(Data listing)
[Begin]
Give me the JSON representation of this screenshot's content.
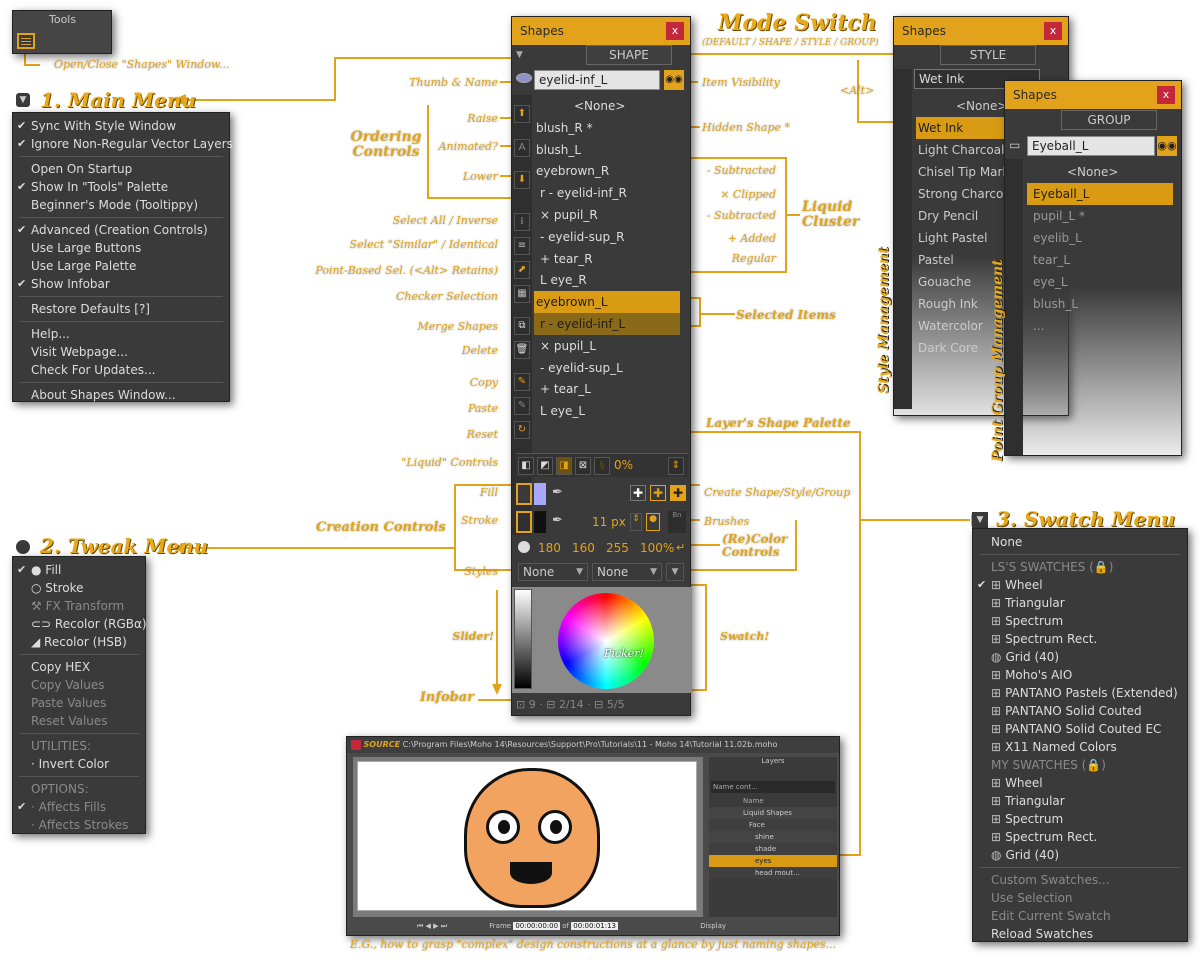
{
  "tools_panel": {
    "title": "Tools"
  },
  "main_menu": {
    "heading": "1. Main Menu",
    "items": [
      {
        "label": "Sync With Style Window",
        "checked": true
      },
      {
        "label": "Ignore Non-Regular Vector Layers",
        "checked": true
      },
      {
        "sep": true
      },
      {
        "label": "Open On Startup",
        "checked": false
      },
      {
        "label": "Show In \"Tools\" Palette",
        "checked": true
      },
      {
        "label": "Beginner's Mode (Tooltippy)",
        "checked": false
      },
      {
        "sep": true
      },
      {
        "label": "Advanced (Creation Controls)",
        "checked": true
      },
      {
        "label": "Use Large Buttons",
        "checked": false
      },
      {
        "label": "Use Large Palette",
        "checked": false
      },
      {
        "label": "Show Infobar",
        "checked": true
      },
      {
        "sep": true
      },
      {
        "label": "Restore Defaults [?]",
        "checked": false
      },
      {
        "sep": true
      },
      {
        "label": "Help...",
        "checked": false
      },
      {
        "label": "Visit Webpage...",
        "checked": false
      },
      {
        "label": "Check For Updates...",
        "checked": false
      },
      {
        "sep": true
      },
      {
        "label": "About Shapes Window...",
        "checked": false
      }
    ]
  },
  "tweak_menu": {
    "heading": "2. Tweak Menu",
    "items": [
      {
        "label": "● Fill",
        "checked": true,
        "dim": false
      },
      {
        "label": "○ Stroke",
        "checked": false,
        "dim": false
      },
      {
        "label": "⚒ FX Transform",
        "checked": false,
        "dim": true
      },
      {
        "label": "⊂⊃ Recolor (RGBα)",
        "checked": false,
        "dim": false
      },
      {
        "label": "◢ Recolor (HSB)",
        "checked": false,
        "dim": false
      },
      {
        "sep": true
      },
      {
        "label": "Copy HEX",
        "checked": false,
        "dim": false
      },
      {
        "label": "Copy Values",
        "checked": false,
        "dim": true
      },
      {
        "label": "Paste Values",
        "checked": false,
        "dim": true
      },
      {
        "label": "Reset Values",
        "checked": false,
        "dim": true
      },
      {
        "sep": true
      },
      {
        "label": "UTILITIES:",
        "checked": false,
        "dim": true
      },
      {
        "label": "· Invert Color",
        "checked": false,
        "dim": false
      },
      {
        "sep": true
      },
      {
        "label": "OPTIONS:",
        "checked": false,
        "dim": true
      },
      {
        "label": "· Affects Fills",
        "checked": true,
        "dim": true
      },
      {
        "label": "· Affects Strokes",
        "checked": false,
        "dim": true
      }
    ]
  },
  "swatch_menu": {
    "heading": "3. Swatch Menu",
    "items": [
      {
        "label": "None",
        "checked": false,
        "dim": false,
        "icon": ""
      },
      {
        "sep": true
      },
      {
        "label": "LS'S SWATCHES (🔒)",
        "checked": false,
        "dim": true,
        "icon": ""
      },
      {
        "label": "Wheel",
        "checked": true,
        "dim": false,
        "icon": "⊞"
      },
      {
        "label": "Triangular",
        "checked": false,
        "dim": false,
        "icon": "⊞"
      },
      {
        "label": "Spectrum",
        "checked": false,
        "dim": false,
        "icon": "⊞"
      },
      {
        "label": "Spectrum Rect.",
        "checked": false,
        "dim": false,
        "icon": "⊞"
      },
      {
        "label": "Grid (40)",
        "checked": false,
        "dim": false,
        "icon": "◍"
      },
      {
        "label": "Moho's AIO",
        "checked": false,
        "dim": false,
        "icon": "⊞"
      },
      {
        "label": "PANTANO Pastels (Extended)",
        "checked": false,
        "dim": false,
        "icon": "⊞"
      },
      {
        "label": "PANTANO Solid Couted",
        "checked": false,
        "dim": false,
        "icon": "⊞"
      },
      {
        "label": "PANTANO Solid Couted EC",
        "checked": false,
        "dim": false,
        "icon": "⊞"
      },
      {
        "label": "X11 Named Colors",
        "checked": false,
        "dim": false,
        "icon": "⊞"
      },
      {
        "label": "MY SWATCHES (🔒)",
        "checked": false,
        "dim": true,
        "icon": ""
      },
      {
        "label": "Wheel",
        "checked": false,
        "dim": false,
        "icon": "⊞"
      },
      {
        "label": "Triangular",
        "checked": false,
        "dim": false,
        "icon": "⊞"
      },
      {
        "label": "Spectrum",
        "checked": false,
        "dim": false,
        "icon": "⊞"
      },
      {
        "label": "Spectrum Rect.",
        "checked": false,
        "dim": false,
        "icon": "⊞"
      },
      {
        "label": "Grid (40)",
        "checked": false,
        "dim": false,
        "icon": "◍"
      },
      {
        "sep": true
      },
      {
        "label": "Custom Swatches...",
        "checked": false,
        "dim": true,
        "icon": ""
      },
      {
        "label": "Use Selection",
        "checked": false,
        "dim": true,
        "icon": ""
      },
      {
        "label": "Edit Current Swatch",
        "checked": false,
        "dim": true,
        "icon": ""
      },
      {
        "label": "Reload Swatches",
        "checked": false,
        "dim": false,
        "icon": ""
      }
    ]
  },
  "shapes_window": {
    "title": "Shapes",
    "close": "x",
    "mode": "SHAPE",
    "name_field": "eyelid-inf_L",
    "rows": [
      {
        "label": "<None>",
        "indent": 0,
        "selected": false,
        "center": true
      },
      {
        "label": "blush_R *",
        "indent": 0,
        "selected": false
      },
      {
        "label": "blush_L",
        "indent": 0,
        "selected": false
      },
      {
        "label": "eyebrown_R",
        "indent": 0,
        "selected": false
      },
      {
        "label": "r  -  eyelid-inf_R",
        "indent": 1,
        "selected": false
      },
      {
        "label": "×  pupil_R",
        "indent": 1,
        "selected": false
      },
      {
        "label": "-  eyelid-sup_R",
        "indent": 1,
        "selected": false
      },
      {
        "label": "+  tear_R",
        "indent": 1,
        "selected": false
      },
      {
        "label": "L    eye_R",
        "indent": 1,
        "selected": false
      },
      {
        "label": "eyebrown_L",
        "indent": 0,
        "selected": true
      },
      {
        "label": "r  -  eyelid-inf_L",
        "indent": 1,
        "selected": true
      },
      {
        "label": "×  pupil_L",
        "indent": 1,
        "selected": false
      },
      {
        "label": "-  eyelid-sup_L",
        "indent": 1,
        "selected": false
      },
      {
        "label": "+  tear_L",
        "indent": 1,
        "selected": false
      },
      {
        "label": "L    eye_L",
        "indent": 1,
        "selected": false
      }
    ],
    "opacity": "0%",
    "stroke_width": "11 px",
    "h": "180",
    "s": "160",
    "b": "255",
    "alpha": "100%",
    "style1": "None",
    "style2": "None",
    "picker_label": "Picker!",
    "infobar": [
      "9",
      "2/14",
      "5/5"
    ]
  },
  "style_window": {
    "title": "Shapes",
    "mode": "STYLE",
    "name_field": "Wet Ink",
    "rows": [
      "<None>",
      "Wet Ink",
      "Light Charcoal",
      "Chisel Tip Marker",
      "Strong Charcoal",
      "Dry Pencil",
      "Light Pastel",
      "Pastel",
      "Gouache",
      "Rough Ink",
      "Watercolor",
      "Dark Core"
    ],
    "vertical_label": "Style Management"
  },
  "group_window": {
    "title": "Shapes",
    "mode": "GROUP",
    "name_field": "Eyeball_L",
    "rows": [
      "<None>",
      "Eyeball_L",
      "pupil_L *",
      "eyelib_L",
      "tear_L",
      "eye_L",
      "blush_L",
      "..."
    ],
    "vertical_label": "Point Group Management"
  },
  "annotations": {
    "mode_switch": "Mode Switch",
    "mode_switch_sub": "(DEFAULT / SHAPE / STYLE / GROUP)",
    "alt": "<Alt>",
    "open_close": "Open/Close \"Shapes\" Window...",
    "thumb_name": "Thumb & Name",
    "item_visibility": "Item Visibility",
    "raise": "Raise",
    "animated": "Animated?",
    "lower": "Lower",
    "ordering_controls": "Ordering Controls",
    "hidden_shape": "Hidden Shape *",
    "subtracted": "- Subtracted",
    "clipped": "× Clipped",
    "subtracted2": "- Subtracted",
    "added": "+ Added",
    "regular": "Regular",
    "liquid_cluster": "Liquid Cluster",
    "select_all": "Select All / Inverse",
    "select_similar": "Select \"Similar\" / Identical",
    "point_based": "Point-Based Sel. (<Alt> Retains)",
    "checker": "Checker Selection",
    "merge": "Merge Shapes",
    "delete": "Delete",
    "selected_items": "Selected Items",
    "copy": "Copy",
    "paste": "Paste",
    "reset": "Reset",
    "layer_palette": "Layer's Shape Palette",
    "liquid_controls": "\"Liquid\" Controls",
    "fill": "Fill",
    "stroke": "Stroke",
    "creation_controls": "Creation Controls",
    "create": "Create Shape/Style/Group",
    "brushes": "Brushes",
    "recolor": "(Re)Color Controls",
    "styles": "Styles",
    "slider": "Slider!",
    "swatch": "Swatch!",
    "infobar": "Infobar",
    "caption": "E.G., how to grasp \"complex\" design constructions at a glance by just naming shapes..."
  },
  "moho": {
    "title": "SOURCE",
    "path": "C:\\Program Files\\Moho 14\\Resources\\Support\\Pro\\Tutorials\\11 - Moho 14\\Tutorial 11.02b.moho",
    "layers_title": "Layers",
    "name_filter": "Name cont...",
    "name_col": "Name",
    "layers": [
      {
        "name": "Liquid Shapes",
        "selected": false
      },
      {
        "name": "Face",
        "selected": false
      },
      {
        "name": "shine",
        "selected": false
      },
      {
        "name": "shade",
        "selected": false
      },
      {
        "name": "eyes",
        "selected": true
      },
      {
        "name": "head mout...",
        "selected": false
      }
    ],
    "frame_label": "Frame",
    "frame": "00:00:00:00",
    "of": "of",
    "end": "00:00:01:13",
    "display": "Display"
  },
  "colors": {
    "accent": "#e2a21b",
    "panel": "#3a3a3a",
    "selected": "#d99a14",
    "close": "#c4263a"
  }
}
[End]
(TASK TO COMPLETE):
Within the material above, find the lines that contain the word "Large"; copy them.

(EXERCISE RESULT):
        "label": "Use Large Buttons",
        "label": "Use Large Palette",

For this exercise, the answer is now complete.